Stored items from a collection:
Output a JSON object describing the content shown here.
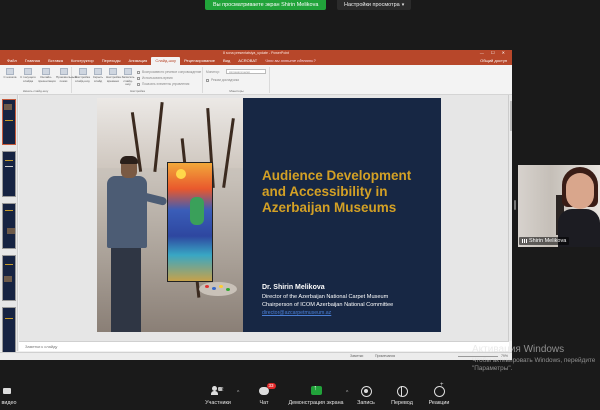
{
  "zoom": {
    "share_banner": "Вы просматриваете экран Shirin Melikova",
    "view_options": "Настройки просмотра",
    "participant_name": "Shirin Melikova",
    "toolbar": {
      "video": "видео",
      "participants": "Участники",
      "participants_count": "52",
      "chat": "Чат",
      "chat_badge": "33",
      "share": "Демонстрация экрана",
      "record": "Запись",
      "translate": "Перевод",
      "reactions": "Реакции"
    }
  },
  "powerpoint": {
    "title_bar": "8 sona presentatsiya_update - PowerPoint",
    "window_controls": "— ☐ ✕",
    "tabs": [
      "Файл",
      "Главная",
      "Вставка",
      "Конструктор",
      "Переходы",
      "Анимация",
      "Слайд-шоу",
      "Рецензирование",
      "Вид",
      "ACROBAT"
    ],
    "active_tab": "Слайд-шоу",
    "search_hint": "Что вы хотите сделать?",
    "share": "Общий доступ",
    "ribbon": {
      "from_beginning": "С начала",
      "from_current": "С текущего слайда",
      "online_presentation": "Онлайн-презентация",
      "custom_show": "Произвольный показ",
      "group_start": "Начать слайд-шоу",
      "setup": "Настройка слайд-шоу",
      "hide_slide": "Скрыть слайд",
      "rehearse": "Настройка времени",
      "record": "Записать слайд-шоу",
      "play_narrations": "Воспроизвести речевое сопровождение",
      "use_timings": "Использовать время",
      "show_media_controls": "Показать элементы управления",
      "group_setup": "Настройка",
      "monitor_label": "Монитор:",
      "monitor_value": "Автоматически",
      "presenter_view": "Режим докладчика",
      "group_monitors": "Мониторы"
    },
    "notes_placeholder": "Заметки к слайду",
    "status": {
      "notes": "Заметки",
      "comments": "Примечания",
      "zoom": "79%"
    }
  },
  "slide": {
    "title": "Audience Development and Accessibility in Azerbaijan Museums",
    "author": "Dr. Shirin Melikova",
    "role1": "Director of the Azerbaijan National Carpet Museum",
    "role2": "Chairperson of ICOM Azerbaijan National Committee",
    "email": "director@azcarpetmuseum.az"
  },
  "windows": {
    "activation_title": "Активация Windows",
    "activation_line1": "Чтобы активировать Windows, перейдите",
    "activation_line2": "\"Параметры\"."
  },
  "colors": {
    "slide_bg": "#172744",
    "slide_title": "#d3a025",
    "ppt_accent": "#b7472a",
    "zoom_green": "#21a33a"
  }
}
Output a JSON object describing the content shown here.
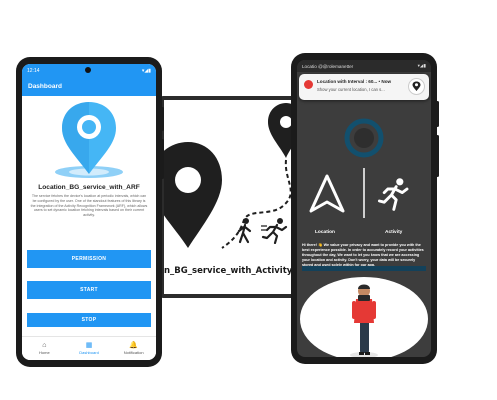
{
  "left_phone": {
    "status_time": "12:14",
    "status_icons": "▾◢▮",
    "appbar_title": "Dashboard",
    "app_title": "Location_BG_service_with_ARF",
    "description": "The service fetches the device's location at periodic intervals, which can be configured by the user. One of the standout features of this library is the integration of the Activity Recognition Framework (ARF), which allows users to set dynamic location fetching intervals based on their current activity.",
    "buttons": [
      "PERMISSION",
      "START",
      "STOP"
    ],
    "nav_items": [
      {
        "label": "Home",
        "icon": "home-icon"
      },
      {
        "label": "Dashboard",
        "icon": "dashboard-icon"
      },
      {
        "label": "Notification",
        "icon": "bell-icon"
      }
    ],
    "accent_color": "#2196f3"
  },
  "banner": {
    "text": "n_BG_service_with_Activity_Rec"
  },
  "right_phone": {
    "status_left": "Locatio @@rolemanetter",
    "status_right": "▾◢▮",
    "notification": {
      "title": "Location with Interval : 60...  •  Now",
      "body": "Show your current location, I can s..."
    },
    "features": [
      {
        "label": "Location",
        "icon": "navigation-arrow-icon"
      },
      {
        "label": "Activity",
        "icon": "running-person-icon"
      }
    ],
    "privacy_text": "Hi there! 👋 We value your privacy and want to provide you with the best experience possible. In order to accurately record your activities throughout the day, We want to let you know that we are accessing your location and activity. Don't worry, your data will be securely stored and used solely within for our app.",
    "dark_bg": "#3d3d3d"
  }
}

--

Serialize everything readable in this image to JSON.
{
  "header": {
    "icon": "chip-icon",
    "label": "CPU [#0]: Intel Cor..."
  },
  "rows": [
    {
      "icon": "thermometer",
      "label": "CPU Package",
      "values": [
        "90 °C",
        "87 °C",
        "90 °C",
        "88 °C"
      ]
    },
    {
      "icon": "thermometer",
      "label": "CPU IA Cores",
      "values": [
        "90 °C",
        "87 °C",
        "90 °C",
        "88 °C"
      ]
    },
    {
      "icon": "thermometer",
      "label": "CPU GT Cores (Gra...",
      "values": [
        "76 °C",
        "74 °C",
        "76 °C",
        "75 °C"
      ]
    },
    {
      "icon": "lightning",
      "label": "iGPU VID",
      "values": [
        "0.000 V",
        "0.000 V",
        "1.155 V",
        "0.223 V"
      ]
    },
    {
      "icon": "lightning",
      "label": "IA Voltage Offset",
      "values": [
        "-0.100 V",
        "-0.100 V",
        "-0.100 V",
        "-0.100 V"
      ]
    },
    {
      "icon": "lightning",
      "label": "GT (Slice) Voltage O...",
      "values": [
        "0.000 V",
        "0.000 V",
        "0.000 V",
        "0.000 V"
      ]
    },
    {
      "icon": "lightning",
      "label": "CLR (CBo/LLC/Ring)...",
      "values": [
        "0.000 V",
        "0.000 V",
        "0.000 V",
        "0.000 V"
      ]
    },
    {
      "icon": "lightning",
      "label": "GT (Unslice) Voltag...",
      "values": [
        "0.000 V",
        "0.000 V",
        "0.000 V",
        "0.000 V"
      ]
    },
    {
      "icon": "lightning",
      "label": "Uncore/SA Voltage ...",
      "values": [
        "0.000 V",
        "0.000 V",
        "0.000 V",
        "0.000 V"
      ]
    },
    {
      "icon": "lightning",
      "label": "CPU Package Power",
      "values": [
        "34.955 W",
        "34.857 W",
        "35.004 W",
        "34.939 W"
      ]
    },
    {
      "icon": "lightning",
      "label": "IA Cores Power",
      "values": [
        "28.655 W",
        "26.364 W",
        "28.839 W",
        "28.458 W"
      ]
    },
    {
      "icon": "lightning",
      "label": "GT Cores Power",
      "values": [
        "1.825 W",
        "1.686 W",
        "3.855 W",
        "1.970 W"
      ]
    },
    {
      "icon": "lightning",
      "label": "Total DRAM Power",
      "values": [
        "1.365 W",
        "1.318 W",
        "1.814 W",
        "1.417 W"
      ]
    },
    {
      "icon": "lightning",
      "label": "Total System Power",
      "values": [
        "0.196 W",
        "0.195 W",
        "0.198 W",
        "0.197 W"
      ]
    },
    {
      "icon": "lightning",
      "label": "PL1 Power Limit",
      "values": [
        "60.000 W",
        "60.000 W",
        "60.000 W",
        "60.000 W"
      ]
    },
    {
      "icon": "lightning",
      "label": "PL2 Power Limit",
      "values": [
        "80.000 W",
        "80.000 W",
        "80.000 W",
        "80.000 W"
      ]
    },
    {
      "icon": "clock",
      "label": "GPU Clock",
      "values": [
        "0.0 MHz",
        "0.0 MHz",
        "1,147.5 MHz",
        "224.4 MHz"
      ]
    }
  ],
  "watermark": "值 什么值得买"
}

WHAT THE TASK REQUIRES:
In the entries above, identify every line with the word "National". Copy those lines.

SOLUTION:
    "role1": "Director of the Azerbaijan National Carpet Museum",
    "role2": "Chairperson of ICOM Azerbaijan National Committee",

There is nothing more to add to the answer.